◆ Data supplied:
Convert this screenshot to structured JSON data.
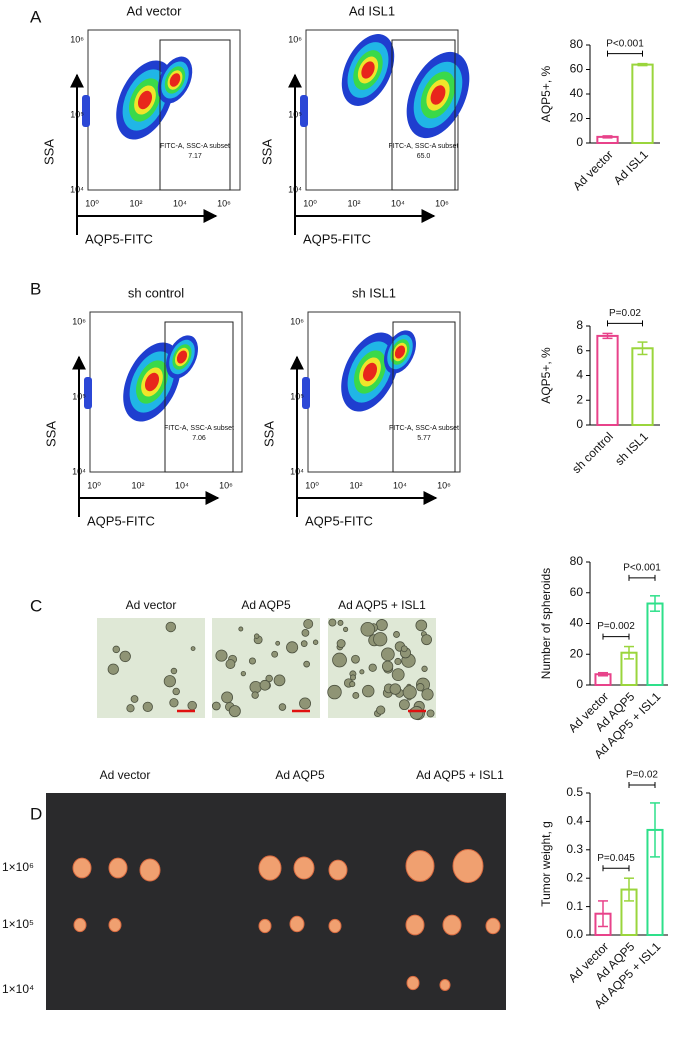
{
  "panel_labels": [
    "A",
    "B",
    "C",
    "D"
  ],
  "flow": [
    {
      "plots": [
        {
          "title": "Ad vector",
          "gate_label": "FITC-A, SSC-A subset",
          "gate_value": "7.17"
        },
        {
          "title": "Ad ISL1",
          "gate_label": "FITC-A, SSC-A subset",
          "gate_value": "65.0"
        }
      ]
    },
    {
      "plots": [
        {
          "title": "sh control",
          "gate_label": "FITC-A, SSC-A subset",
          "gate_value": "7.06"
        },
        {
          "title": "sh ISL1",
          "gate_label": "FITC-A, SSC-A subset",
          "gate_value": "5.77"
        }
      ]
    }
  ],
  "flow_axes": {
    "y_label": "SSA",
    "x_label": "AQP5-FITC",
    "x_ticks": [
      "10⁰",
      "10²",
      "10⁴",
      "10⁶"
    ],
    "y_ticks": [
      "10⁶",
      "10⁵",
      "10⁴"
    ]
  },
  "spheroid_images": {
    "titles": [
      "Ad vector",
      "Ad AQP5",
      "Ad AQP5 + ISL1"
    ]
  },
  "tumor_photo": {
    "groups": [
      "Ad vector",
      "Ad AQP5",
      "Ad AQP5 + ISL1"
    ],
    "rows": [
      "1×10⁶",
      "1×10⁵",
      "1×10⁴"
    ]
  },
  "chart_data": [
    {
      "type": "bar",
      "y_label": "AQP5+, %",
      "categories": [
        "Ad vector",
        "Ad ISL1"
      ],
      "values": [
        5,
        64
      ],
      "errors": [
        0.8,
        0.8
      ],
      "colors": [
        "#e8428a",
        "#9ad53c"
      ],
      "ylim": [
        0,
        80
      ],
      "yticks": [
        0,
        20,
        40,
        60,
        80
      ],
      "annotations": [
        "P<0.001"
      ]
    },
    {
      "type": "bar",
      "y_label": "AQP5+, %",
      "categories": [
        "sh control",
        "sh ISL1"
      ],
      "values": [
        7.2,
        6.2
      ],
      "errors": [
        0.2,
        0.5
      ],
      "colors": [
        "#e8428a",
        "#9ad53c"
      ],
      "ylim": [
        0,
        8
      ],
      "yticks": [
        0,
        2,
        4,
        6,
        8
      ],
      "annotations": [
        "P=0.02"
      ]
    },
    {
      "type": "bar",
      "y_label": "Number of spheroids",
      "categories": [
        "Ad vector",
        "Ad AQP5",
        "Ad AQP5 + ISL1"
      ],
      "values": [
        7,
        21,
        53
      ],
      "errors": [
        1,
        4,
        5
      ],
      "colors": [
        "#e8428a",
        "#9ad53c",
        "#2ee08a"
      ],
      "ylim": [
        0,
        80
      ],
      "yticks": [
        0,
        20,
        40,
        60,
        80
      ],
      "annotations": [
        "P=0.002",
        "P<0.001"
      ]
    },
    {
      "type": "bar",
      "y_label": "Tumor weight, g",
      "categories": [
        "Ad vector",
        "Ad AQP5",
        "Ad AQP5 + ISL1"
      ],
      "values": [
        0.075,
        0.16,
        0.37
      ],
      "errors": [
        0.045,
        0.04,
        0.095
      ],
      "colors": [
        "#e8428a",
        "#9ad53c",
        "#2ee08a"
      ],
      "ylim": [
        0,
        0.5
      ],
      "yticks": [
        {
          "value": 0,
          "label": "0.0"
        },
        0.1,
        0.2,
        0.3,
        0.4,
        0.5
      ],
      "annotations": [
        "P=0.045",
        "P=0.02"
      ]
    }
  ]
}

◆ Problem statement:
Please give the data again unaltered, leaving out any images.

◆ Task response:
Convert this screenshot to structured JSON data.
{
  "panel_labels": [
    "A",
    "B",
    "C",
    "D"
  ],
  "flow": [
    {
      "plots": [
        {
          "title": "Ad vector",
          "gate_label": "FITC-A, SSC-A subset",
          "gate_value": "7.17"
        },
        {
          "title": "Ad ISL1",
          "gate_label": "FITC-A, SSC-A subset",
          "gate_value": "65.0"
        }
      ]
    },
    {
      "plots": [
        {
          "title": "sh control",
          "gate_label": "FITC-A, SSC-A subset",
          "gate_value": "7.06"
        },
        {
          "title": "sh ISL1",
          "gate_label": "FITC-A, SSC-A subset",
          "gate_value": "5.77"
        }
      ]
    }
  ],
  "flow_axes": {
    "y_label": "SSA",
    "x_label": "AQP5-FITC",
    "x_ticks": [
      "10⁰",
      "10²",
      "10⁴",
      "10⁶"
    ],
    "y_ticks": [
      "10⁶",
      "10⁵",
      "10⁴"
    ]
  },
  "spheroid_images": {
    "titles": [
      "Ad vector",
      "Ad AQP5",
      "Ad AQP5 + ISL1"
    ]
  },
  "tumor_photo": {
    "groups": [
      "Ad vector",
      "Ad AQP5",
      "Ad AQP5 + ISL1"
    ],
    "rows": [
      "1×10⁶",
      "1×10⁵",
      "1×10⁴"
    ]
  },
  "chart_data": [
    {
      "type": "bar",
      "y_label": "AQP5+, %",
      "categories": [
        "Ad vector",
        "Ad ISL1"
      ],
      "values": [
        5,
        64
      ],
      "errors": [
        0.8,
        0.8
      ],
      "colors": [
        "#e8428a",
        "#9ad53c"
      ],
      "ylim": [
        0,
        80
      ],
      "yticks": [
        0,
        20,
        40,
        60,
        80
      ],
      "annotations": [
        "P<0.001"
      ]
    },
    {
      "type": "bar",
      "y_label": "AQP5+, %",
      "categories": [
        "sh control",
        "sh ISL1"
      ],
      "values": [
        7.2,
        6.2
      ],
      "errors": [
        0.2,
        0.5
      ],
      "colors": [
        "#e8428a",
        "#9ad53c"
      ],
      "ylim": [
        0,
        8
      ],
      "yticks": [
        0,
        2,
        4,
        6,
        8
      ],
      "annotations": [
        "P=0.02"
      ]
    },
    {
      "type": "bar",
      "y_label": "Number of spheroids",
      "categories": [
        "Ad vector",
        "Ad AQP5",
        "Ad AQP5 + ISL1"
      ],
      "values": [
        7,
        21,
        53
      ],
      "errors": [
        1,
        4,
        5
      ],
      "colors": [
        "#e8428a",
        "#9ad53c",
        "#2ee08a"
      ],
      "ylim": [
        0,
        80
      ],
      "yticks": [
        0,
        20,
        40,
        60,
        80
      ],
      "annotations": [
        "P=0.002",
        "P<0.001"
      ]
    },
    {
      "type": "bar",
      "y_label": "Tumor weight, g",
      "categories": [
        "Ad vector",
        "Ad AQP5",
        "Ad AQP5 + ISL1"
      ],
      "values": [
        0.075,
        0.16,
        0.37
      ],
      "errors": [
        0.045,
        0.04,
        0.095
      ],
      "colors": [
        "#e8428a",
        "#9ad53c",
        "#2ee08a"
      ],
      "ylim": [
        0,
        0.5
      ],
      "yticks": [
        {
          "value": 0,
          "label": "0.0"
        },
        0.1,
        0.2,
        0.3,
        0.4,
        0.5
      ],
      "annotations": [
        "P=0.045",
        "P=0.02"
      ]
    }
  ]
}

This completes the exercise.